== Record extracts

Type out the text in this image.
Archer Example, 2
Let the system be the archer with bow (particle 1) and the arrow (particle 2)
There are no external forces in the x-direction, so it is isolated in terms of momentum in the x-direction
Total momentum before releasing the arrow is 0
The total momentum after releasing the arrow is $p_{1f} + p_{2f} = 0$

====

In the material above, show every line where the word "arrow" turns up.

Let the system be the archer with bow (particle 1) and the arrow (particle 2)
Total momentum before releasing the arrow is 0
The total momentum after releasing the arrow is $p_{1f} + p_{2f} = 0$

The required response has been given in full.